Einträge des Layout-Datensatzes –

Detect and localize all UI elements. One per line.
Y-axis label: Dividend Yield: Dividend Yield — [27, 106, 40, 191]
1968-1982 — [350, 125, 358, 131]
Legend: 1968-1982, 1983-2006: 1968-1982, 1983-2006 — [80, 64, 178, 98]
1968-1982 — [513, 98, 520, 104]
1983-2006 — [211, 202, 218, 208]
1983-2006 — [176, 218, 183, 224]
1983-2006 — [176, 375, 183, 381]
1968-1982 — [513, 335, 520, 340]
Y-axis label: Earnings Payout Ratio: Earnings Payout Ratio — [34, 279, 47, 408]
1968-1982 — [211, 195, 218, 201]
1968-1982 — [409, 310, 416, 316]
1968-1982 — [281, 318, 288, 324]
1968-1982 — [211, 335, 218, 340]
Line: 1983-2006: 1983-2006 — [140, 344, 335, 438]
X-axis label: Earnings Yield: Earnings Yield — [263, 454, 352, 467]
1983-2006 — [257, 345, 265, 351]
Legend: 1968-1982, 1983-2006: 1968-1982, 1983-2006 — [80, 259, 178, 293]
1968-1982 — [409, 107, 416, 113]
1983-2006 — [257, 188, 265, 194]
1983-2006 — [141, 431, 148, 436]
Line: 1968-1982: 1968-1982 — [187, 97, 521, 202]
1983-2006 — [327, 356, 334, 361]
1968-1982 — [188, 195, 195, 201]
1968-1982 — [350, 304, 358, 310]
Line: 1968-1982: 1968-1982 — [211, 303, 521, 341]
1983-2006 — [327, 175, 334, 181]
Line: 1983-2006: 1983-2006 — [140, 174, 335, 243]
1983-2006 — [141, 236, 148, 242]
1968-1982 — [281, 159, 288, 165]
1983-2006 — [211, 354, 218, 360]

AUFGABENSTELLUNG – Zählen Sie, wie viele Zeilen des obigen Datenauszugs die Zeichenfolge „Earnings“ enthalten, wobei Groß- und Kleinschreibung zu beachten ist. Geben Sie ausschließlich die Anzahl an.

AUSGEARBEITETE LÖSUNG – 2